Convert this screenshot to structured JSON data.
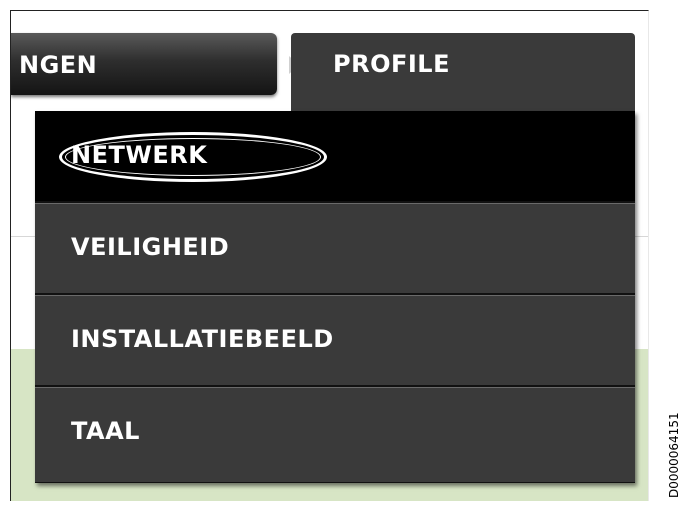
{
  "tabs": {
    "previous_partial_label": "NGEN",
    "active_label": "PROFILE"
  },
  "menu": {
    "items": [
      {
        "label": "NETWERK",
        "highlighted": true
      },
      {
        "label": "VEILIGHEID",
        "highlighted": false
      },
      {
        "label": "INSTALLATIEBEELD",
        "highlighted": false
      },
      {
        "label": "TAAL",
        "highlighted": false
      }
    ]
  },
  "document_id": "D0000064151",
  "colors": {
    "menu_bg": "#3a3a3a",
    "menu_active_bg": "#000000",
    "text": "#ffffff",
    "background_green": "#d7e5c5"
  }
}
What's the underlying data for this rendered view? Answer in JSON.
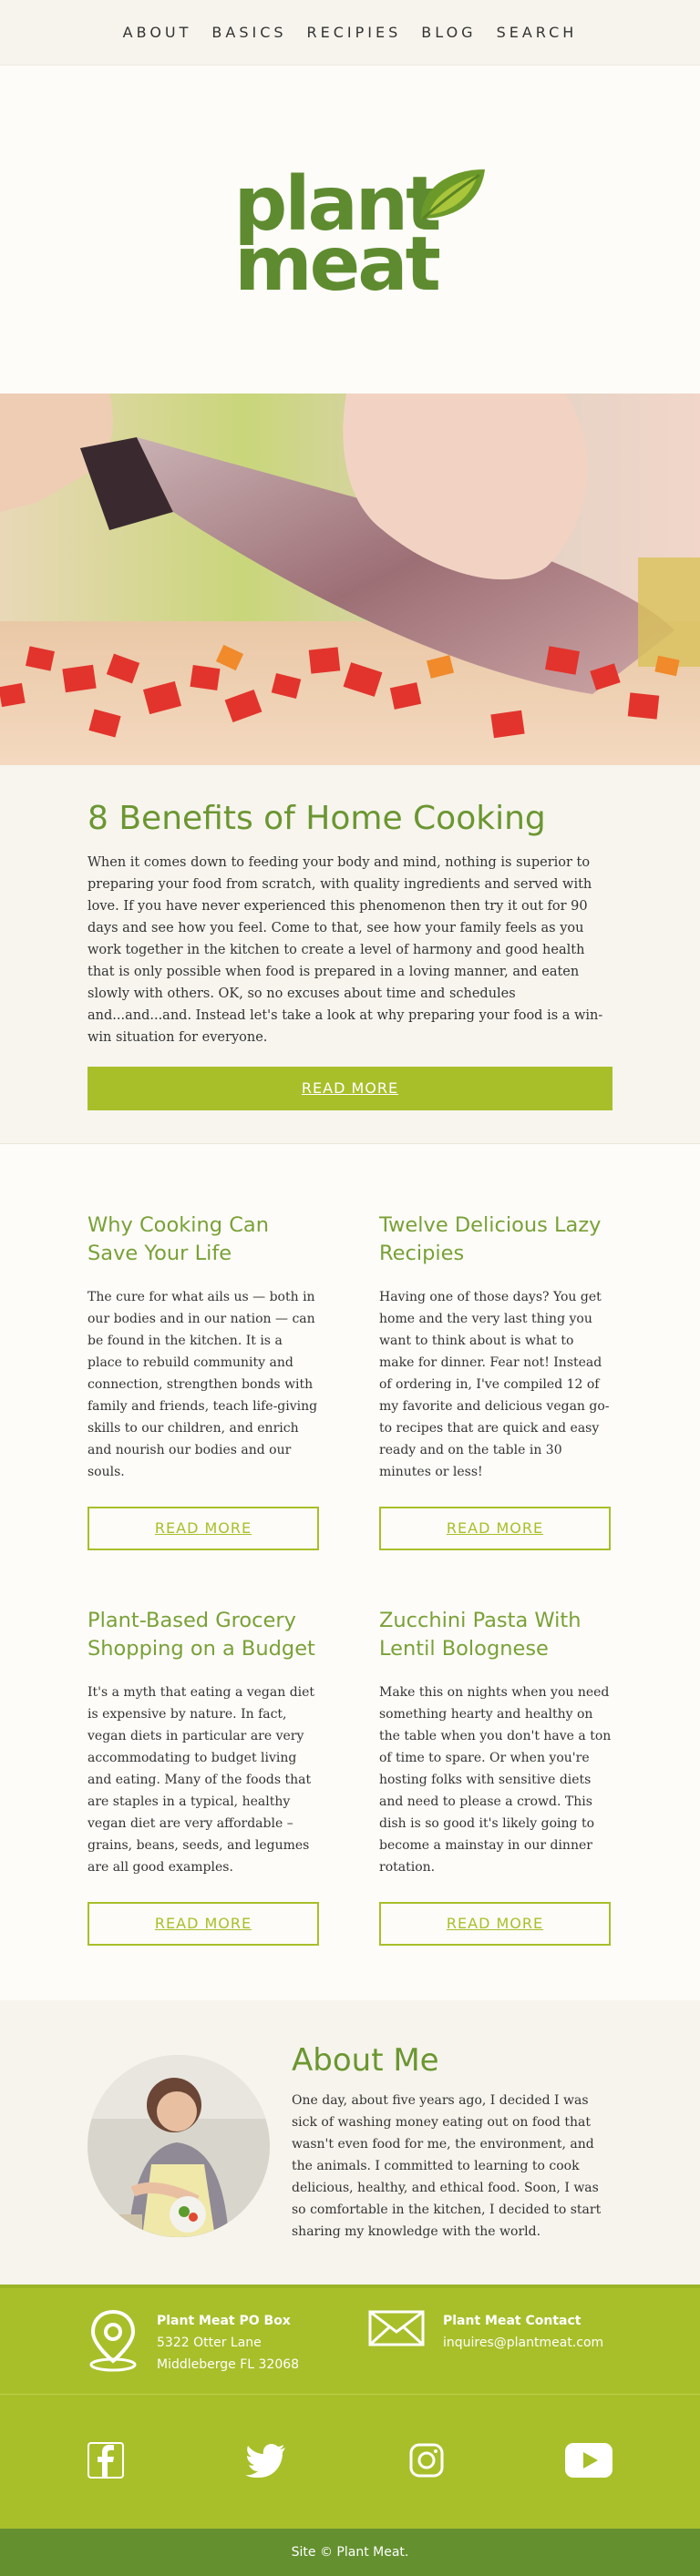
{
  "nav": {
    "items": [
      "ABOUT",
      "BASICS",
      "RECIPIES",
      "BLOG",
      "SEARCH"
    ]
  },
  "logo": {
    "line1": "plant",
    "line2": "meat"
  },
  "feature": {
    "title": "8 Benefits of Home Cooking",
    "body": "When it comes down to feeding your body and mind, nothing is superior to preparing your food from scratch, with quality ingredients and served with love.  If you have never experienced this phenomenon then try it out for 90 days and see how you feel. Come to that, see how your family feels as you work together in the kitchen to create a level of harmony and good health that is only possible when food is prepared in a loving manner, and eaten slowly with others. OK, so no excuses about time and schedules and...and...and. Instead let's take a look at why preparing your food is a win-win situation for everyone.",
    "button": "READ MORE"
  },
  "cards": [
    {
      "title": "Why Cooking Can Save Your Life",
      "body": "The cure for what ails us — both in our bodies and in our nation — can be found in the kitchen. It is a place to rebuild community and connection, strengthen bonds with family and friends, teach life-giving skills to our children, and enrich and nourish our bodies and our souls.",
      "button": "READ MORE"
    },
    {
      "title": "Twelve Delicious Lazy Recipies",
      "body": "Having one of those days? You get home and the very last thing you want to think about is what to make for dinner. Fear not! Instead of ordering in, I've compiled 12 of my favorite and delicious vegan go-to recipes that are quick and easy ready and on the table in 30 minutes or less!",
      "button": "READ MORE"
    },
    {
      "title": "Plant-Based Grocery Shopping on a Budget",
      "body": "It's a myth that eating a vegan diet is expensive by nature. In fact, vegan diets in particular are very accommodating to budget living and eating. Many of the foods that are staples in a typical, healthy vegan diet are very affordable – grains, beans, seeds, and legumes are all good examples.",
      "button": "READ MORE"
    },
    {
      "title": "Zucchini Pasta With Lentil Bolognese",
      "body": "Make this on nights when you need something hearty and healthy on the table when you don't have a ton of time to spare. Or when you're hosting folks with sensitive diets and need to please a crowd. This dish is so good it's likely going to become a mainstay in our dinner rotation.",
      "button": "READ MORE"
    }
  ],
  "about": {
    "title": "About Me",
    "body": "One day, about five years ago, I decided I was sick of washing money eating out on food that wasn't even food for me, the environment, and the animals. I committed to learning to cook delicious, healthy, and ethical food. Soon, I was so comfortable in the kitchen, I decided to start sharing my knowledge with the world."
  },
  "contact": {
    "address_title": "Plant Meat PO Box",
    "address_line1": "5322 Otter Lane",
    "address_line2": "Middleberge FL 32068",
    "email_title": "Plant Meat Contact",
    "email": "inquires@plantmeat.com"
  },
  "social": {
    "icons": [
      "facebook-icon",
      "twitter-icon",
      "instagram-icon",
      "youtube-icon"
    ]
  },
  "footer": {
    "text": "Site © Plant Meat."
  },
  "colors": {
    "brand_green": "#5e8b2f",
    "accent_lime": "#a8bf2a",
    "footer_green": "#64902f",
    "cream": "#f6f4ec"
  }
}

★ ★ ★

# [Request]
Locate the string "JSON" in the listing above and copy every line where it occurs.

# [Task response]
Convert this screenshot to structured JSON data.
What's the underlying data for this rendered view? Answer in JSON.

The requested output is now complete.